Task brief:
Gather every line below that contains the word "Startup" and copy each one out.

Exercise input:
%%
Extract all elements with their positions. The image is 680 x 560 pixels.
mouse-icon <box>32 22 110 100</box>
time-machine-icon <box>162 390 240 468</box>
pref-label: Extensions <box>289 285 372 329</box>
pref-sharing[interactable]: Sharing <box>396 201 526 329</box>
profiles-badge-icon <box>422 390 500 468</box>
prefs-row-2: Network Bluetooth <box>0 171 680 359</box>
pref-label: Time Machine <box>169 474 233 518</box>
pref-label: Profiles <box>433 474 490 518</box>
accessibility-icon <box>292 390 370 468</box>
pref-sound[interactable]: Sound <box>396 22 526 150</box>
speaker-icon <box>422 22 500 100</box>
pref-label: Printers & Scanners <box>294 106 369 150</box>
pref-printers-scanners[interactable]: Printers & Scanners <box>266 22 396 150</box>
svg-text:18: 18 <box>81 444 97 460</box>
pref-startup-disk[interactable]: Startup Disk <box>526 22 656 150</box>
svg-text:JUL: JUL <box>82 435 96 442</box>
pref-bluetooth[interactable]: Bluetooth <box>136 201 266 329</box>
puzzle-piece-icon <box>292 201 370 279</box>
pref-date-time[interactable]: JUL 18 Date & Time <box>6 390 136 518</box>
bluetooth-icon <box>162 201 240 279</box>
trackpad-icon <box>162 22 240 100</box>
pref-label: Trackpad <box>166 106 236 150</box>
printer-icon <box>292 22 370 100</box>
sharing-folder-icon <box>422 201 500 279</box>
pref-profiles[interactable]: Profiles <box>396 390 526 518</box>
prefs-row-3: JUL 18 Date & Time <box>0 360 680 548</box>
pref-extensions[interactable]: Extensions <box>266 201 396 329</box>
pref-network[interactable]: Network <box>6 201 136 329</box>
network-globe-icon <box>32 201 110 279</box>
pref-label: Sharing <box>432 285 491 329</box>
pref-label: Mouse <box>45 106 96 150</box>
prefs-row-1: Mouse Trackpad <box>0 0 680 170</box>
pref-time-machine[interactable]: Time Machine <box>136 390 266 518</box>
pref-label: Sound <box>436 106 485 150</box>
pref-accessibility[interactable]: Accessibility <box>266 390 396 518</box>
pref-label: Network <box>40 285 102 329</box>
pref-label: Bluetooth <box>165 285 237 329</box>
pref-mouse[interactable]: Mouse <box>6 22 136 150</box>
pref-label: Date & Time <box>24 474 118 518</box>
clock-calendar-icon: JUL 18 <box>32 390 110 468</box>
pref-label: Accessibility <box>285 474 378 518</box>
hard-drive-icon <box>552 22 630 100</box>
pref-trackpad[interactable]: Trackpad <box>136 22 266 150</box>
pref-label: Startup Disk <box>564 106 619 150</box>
%%
Result of this exercise:
pref-startup-disk[interactable]: Startup Disk <box>526 22 656 150</box>
pref-label: Startup Disk <box>564 106 619 150</box>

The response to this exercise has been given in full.